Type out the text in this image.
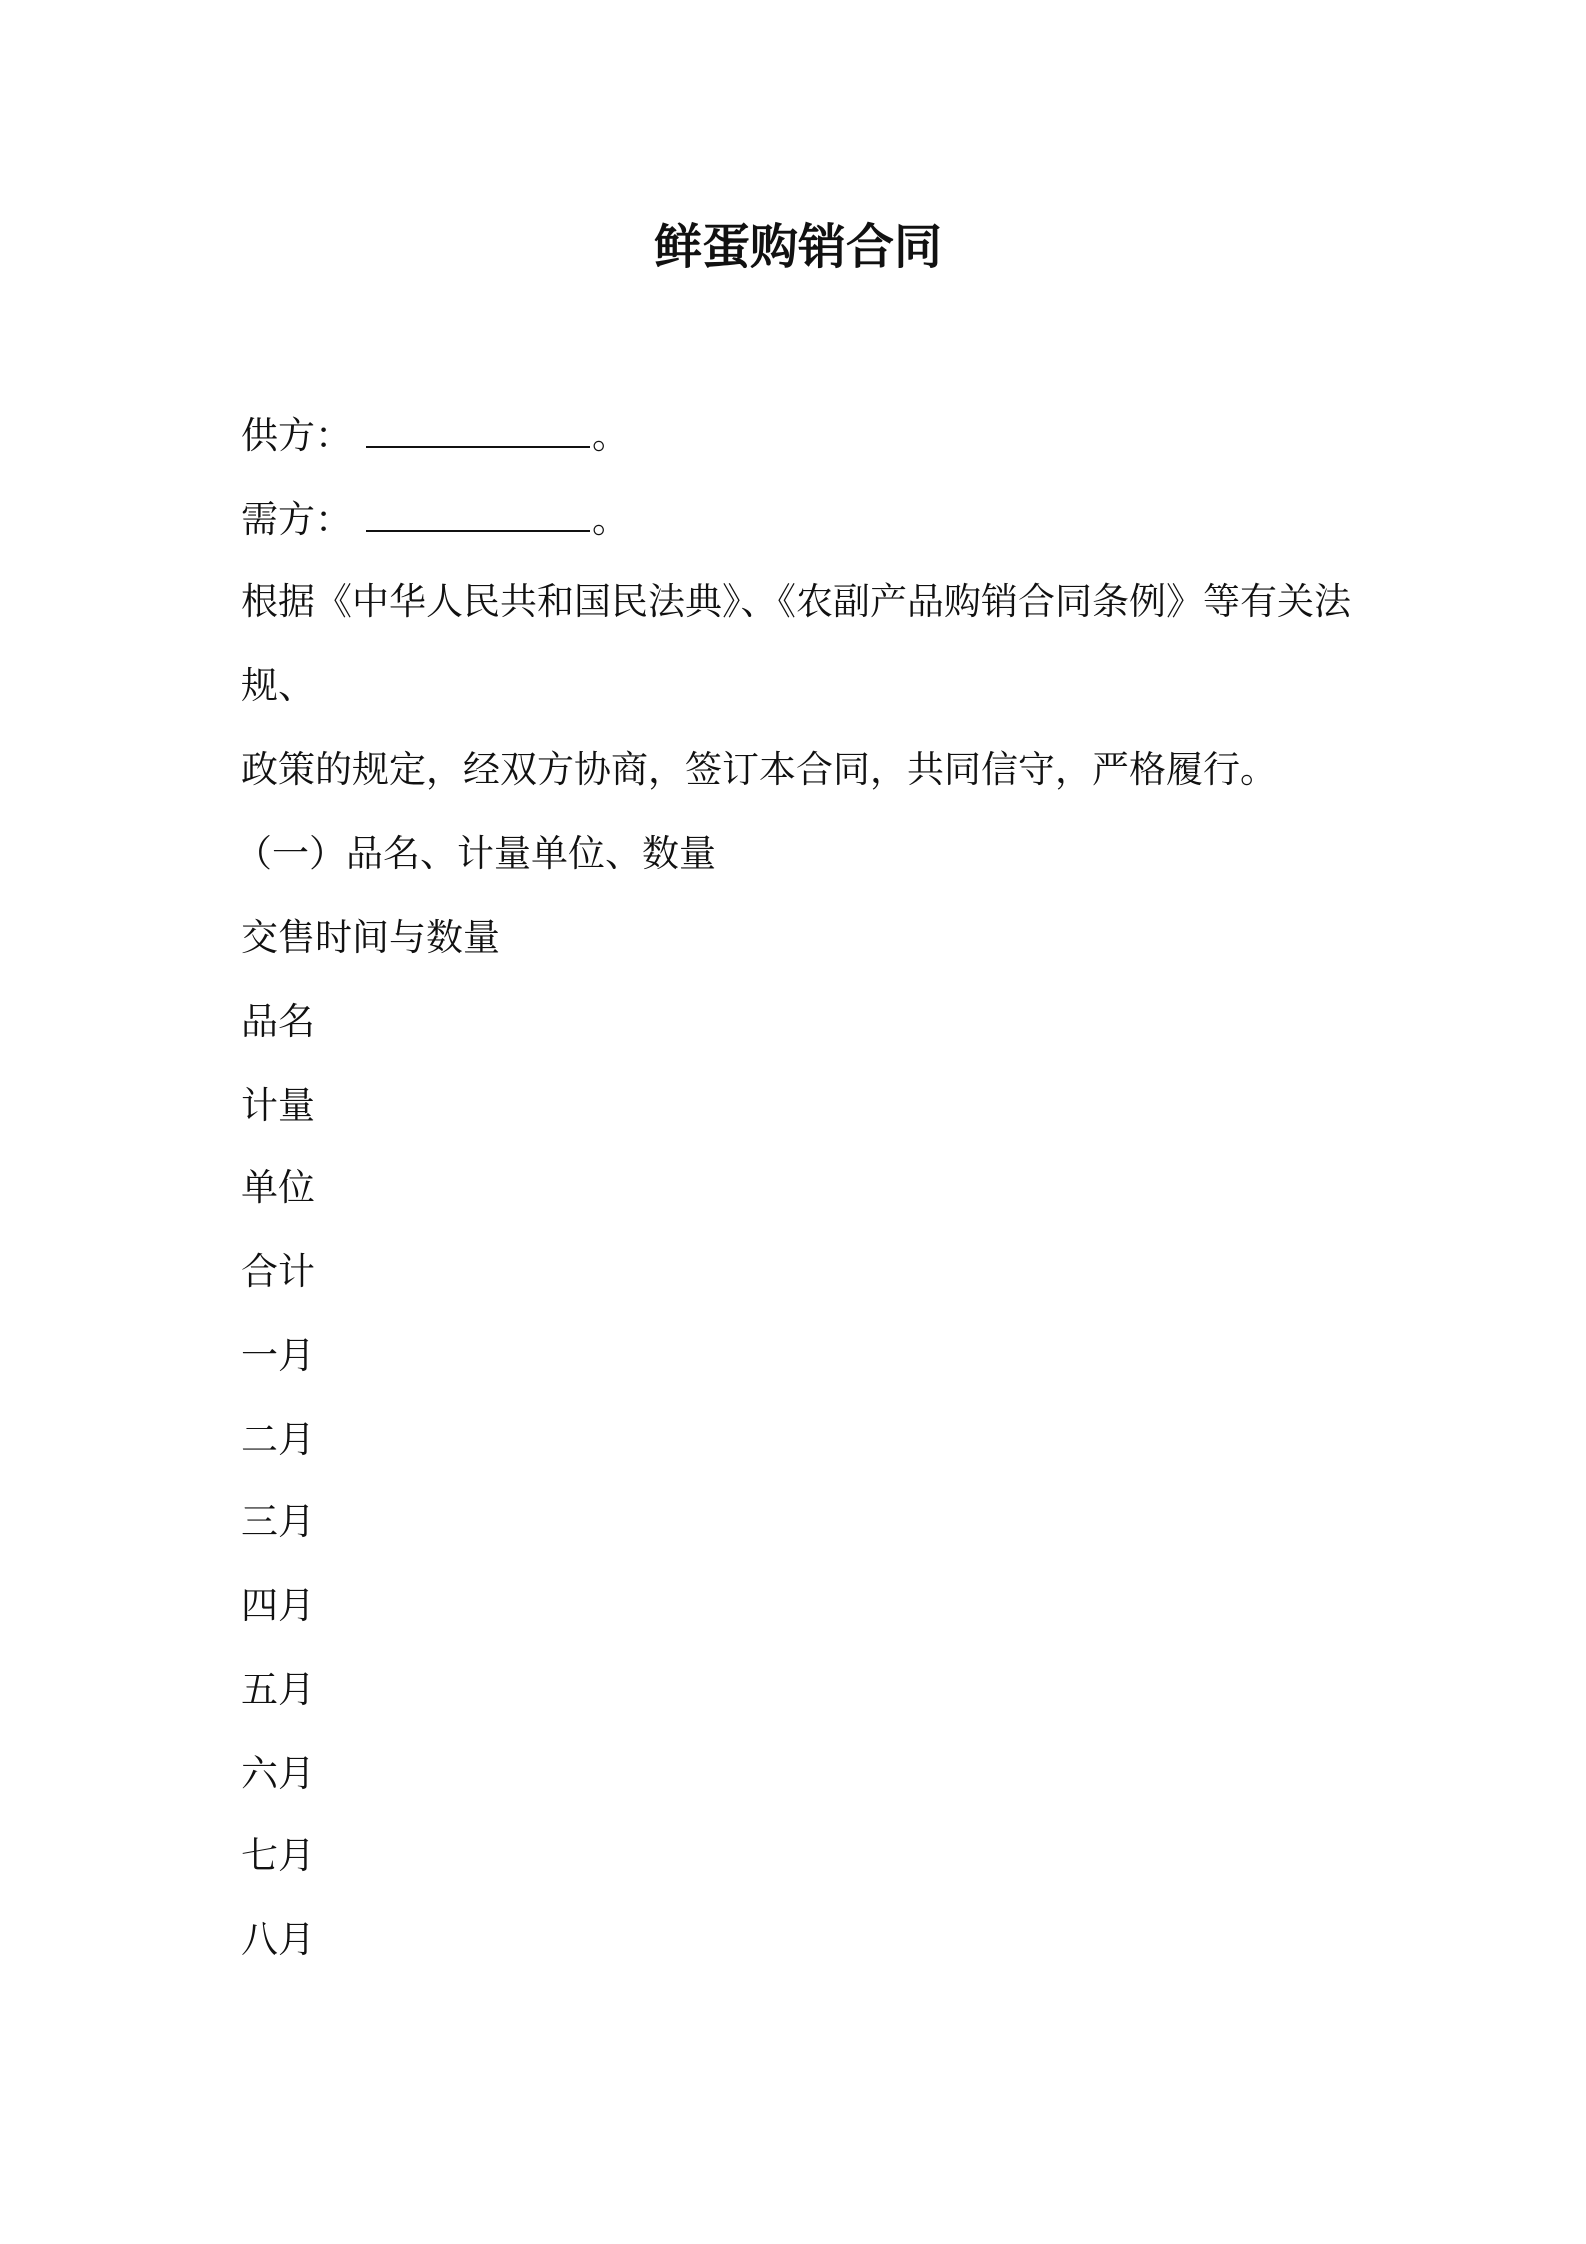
鲜蛋购销合同
供方：	。
需方：	。

根据《中华人民共和国民法典》、《农副产品购销合同条例》等有关法

规、

政策的规定，经双方协商，签订本合同，共同信守，严格履行。

（一）品名、计量单位、数量

交售时间与数量

品名

计量

单位

合计

一月

二月

三月

四月

五月

六月

七月

八月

Aim » Skip the pictures, then retype every line above exactly.

Task result »
Type out the text in this image.
鲜蛋购销合同
供方：	。
需方：	。

根据《中华人民共和国民法典》、《农副产品购销合同条例》等有关法

规、

政策的规定，经双方协商，签订本合同，共同信守，严格履行。

（一）品名、计量单位、数量

交售时间与数量

品名

计量

单位

合计

一月

二月

三月

四月

五月

六月

七月

八月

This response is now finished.